_WHAT THE TASK ASKS_
Copy the part of the foot pressure text from "In an the overwhelming" to "the above indicators.", word for word.

── SOURCE TEXT ──

In an the overwhelming number of publications that study foot pressure on the ground, such measurements are carried out under dynamic conditions. However, they consider factors such as foot structure, weight, sex, age or range of motion1,42,43 while rarely evaluating the impact of therapeutic intervention on dynamic foot indicators. Among these recent reports, there are no publications on the impact of myofascial release on the above indicators.

Panichawit et al.44 examined five people with lowered arching of the foot, subjecting them to an 8-week therapeutic program, consisting of stretching exercises for selected calf muscles and of exercises strengthening selected foot muscles. The authors noted a reduction in contact area within the big toe, the metatarsal head and the middle part of the foot in the studied persons. Taspinar et al.45 investigated the effects of using insoles, footwear modifications and exercises using a platform testing foot pressure on the ground. The therapeutic intervention lasted 4 weeks and the authors did not observe any statistically significant changes in foot pressure, either directly after or 3 months after the end of treatment. Boozarii et al.46 focused on examining changes in the vGRF index under the influence of a motor task in 17 people with flat feet compared to people with properly arched feet. Before performing the motor task, people with flat foot obtained higher values of this indicator compared to people with normal foot arches. After the test, the difference between the groups increased. Our research confirms Tespinar’s reports45. In our study, an assessment of foot pressure while walking was performed in 60 subjects before and after therapy (4 weeks). Statistically significant differences were obtained only for a few indicators in the groups in which therapeutic interventions were used. For the MFE group, the right foot stance time increased significantly, and in group E, the vGRF F3 index in the left foot changed. In the MF group, the loading area for both feet changed significantly. In group C (control) no changes were observed. Additionally, no statistically significant changes were observed in the comparisons between groups for both feet.

Available reports on the effectiveness of various physiotherapeutic techniques on dynamic foot indicators do not analyze the impact of applied therapies on gait phases in relation to flat feet with pain. However, such an analysis seems to be warranted, because, as it has already been mentioned, incorrect arching of the foot and related pain may affect the biomechanics of gait by disturbing the pressure of the feet on the ground2,47. In our research, we assessed the effectiveness of the proposed 4-week therapies. The most statistically significant changes were observed in the MFE group, especially for the right foot, where the duration (ms) for all three subphases of the support phase of gait changed. In the same group, in the left foot, the change was noted only for the duration of the MidStance subphase. In the other treatment groups, the statistically significant changes occurred only in the left foot MidStance subphase, in terms of duration and maximum load for the MF group and E group, respectively. No changes were observed in the C (control) group.

───
── DATA LISTING ──

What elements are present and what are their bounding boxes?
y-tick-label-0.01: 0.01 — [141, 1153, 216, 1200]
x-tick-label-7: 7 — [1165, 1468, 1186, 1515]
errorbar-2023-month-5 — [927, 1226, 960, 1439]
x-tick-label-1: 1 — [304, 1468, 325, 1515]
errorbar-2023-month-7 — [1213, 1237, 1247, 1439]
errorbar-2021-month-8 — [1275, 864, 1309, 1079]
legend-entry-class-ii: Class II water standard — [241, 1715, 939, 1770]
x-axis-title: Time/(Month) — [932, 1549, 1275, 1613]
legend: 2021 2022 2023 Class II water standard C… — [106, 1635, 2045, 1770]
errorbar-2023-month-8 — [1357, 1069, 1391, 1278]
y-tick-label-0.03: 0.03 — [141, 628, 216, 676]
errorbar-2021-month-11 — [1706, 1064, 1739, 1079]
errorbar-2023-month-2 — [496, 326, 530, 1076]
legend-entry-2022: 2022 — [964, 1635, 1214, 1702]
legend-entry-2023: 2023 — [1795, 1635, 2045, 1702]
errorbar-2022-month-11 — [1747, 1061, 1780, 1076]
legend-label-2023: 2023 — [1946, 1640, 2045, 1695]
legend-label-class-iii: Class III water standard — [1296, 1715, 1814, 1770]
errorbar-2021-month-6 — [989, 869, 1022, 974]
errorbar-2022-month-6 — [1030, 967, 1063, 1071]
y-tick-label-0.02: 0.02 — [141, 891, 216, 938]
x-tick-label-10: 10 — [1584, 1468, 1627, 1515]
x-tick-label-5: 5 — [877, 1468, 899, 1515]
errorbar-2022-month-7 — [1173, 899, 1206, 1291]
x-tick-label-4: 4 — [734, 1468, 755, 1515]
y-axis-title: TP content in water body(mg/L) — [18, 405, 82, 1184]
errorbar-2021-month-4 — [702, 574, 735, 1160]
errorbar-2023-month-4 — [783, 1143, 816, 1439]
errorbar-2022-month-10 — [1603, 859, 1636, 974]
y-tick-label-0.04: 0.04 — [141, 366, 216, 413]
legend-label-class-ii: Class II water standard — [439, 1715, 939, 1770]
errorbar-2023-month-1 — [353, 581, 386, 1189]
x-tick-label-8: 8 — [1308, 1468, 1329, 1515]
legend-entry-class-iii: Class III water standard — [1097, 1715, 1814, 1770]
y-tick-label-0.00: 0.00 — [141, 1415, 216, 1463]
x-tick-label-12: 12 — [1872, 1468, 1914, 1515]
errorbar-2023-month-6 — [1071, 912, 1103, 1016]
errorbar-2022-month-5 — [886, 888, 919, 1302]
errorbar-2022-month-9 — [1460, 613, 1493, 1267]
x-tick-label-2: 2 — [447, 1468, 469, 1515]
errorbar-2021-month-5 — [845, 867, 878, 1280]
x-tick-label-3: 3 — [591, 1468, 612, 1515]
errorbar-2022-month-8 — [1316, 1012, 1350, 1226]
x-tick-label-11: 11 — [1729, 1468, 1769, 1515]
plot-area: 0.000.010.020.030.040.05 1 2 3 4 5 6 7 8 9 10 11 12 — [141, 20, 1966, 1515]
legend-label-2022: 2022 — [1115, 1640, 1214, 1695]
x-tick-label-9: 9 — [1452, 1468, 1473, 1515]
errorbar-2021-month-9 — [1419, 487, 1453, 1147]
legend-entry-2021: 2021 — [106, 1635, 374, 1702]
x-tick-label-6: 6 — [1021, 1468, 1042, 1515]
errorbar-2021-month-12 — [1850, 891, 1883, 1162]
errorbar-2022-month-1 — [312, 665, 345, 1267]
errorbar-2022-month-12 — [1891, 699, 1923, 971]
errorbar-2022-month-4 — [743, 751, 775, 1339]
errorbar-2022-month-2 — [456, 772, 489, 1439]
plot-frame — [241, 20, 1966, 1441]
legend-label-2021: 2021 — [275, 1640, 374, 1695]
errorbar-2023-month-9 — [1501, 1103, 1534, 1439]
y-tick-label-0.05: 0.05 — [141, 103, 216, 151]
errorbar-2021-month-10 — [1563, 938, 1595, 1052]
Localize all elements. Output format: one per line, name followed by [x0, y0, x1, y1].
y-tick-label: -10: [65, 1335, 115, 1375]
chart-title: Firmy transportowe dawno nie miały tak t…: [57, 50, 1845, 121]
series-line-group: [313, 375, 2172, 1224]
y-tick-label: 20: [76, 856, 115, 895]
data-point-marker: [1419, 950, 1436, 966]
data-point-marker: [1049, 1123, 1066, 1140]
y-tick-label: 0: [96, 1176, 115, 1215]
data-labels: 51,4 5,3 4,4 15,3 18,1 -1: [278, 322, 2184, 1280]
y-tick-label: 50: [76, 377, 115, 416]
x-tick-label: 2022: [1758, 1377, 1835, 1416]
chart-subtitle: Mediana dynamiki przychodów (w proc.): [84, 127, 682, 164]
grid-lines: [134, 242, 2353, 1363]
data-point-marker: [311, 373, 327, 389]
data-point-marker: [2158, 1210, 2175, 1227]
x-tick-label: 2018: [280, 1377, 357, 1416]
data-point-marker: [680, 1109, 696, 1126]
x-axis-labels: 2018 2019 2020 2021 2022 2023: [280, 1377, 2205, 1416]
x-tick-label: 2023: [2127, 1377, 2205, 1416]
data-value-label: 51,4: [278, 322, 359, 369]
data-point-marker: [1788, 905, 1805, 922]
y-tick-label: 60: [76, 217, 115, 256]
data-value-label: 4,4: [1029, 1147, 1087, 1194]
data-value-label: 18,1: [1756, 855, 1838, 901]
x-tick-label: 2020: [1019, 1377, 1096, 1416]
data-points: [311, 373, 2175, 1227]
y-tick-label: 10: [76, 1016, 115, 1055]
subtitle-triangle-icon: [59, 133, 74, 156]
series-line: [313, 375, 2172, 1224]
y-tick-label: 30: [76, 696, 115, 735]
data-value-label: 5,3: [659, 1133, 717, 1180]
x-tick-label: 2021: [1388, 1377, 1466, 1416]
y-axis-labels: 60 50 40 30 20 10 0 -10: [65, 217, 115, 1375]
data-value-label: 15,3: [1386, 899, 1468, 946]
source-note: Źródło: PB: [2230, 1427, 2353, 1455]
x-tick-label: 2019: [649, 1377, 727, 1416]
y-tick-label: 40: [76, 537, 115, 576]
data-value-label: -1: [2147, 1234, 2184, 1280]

───

_EXERCISE SOLUTION_
In an the overwhelming number of publications that study foot pressure on the ground, such measurements are carried out under dynamic conditions. However, they consider factors such as foot structure, weight, sex, age or range of motion1,42,43 while rarely evaluating the impact of therapeutic intervention on dynamic foot indicators. Among these recent reports, there are no publications on the impact of myofascial release on the above indicators.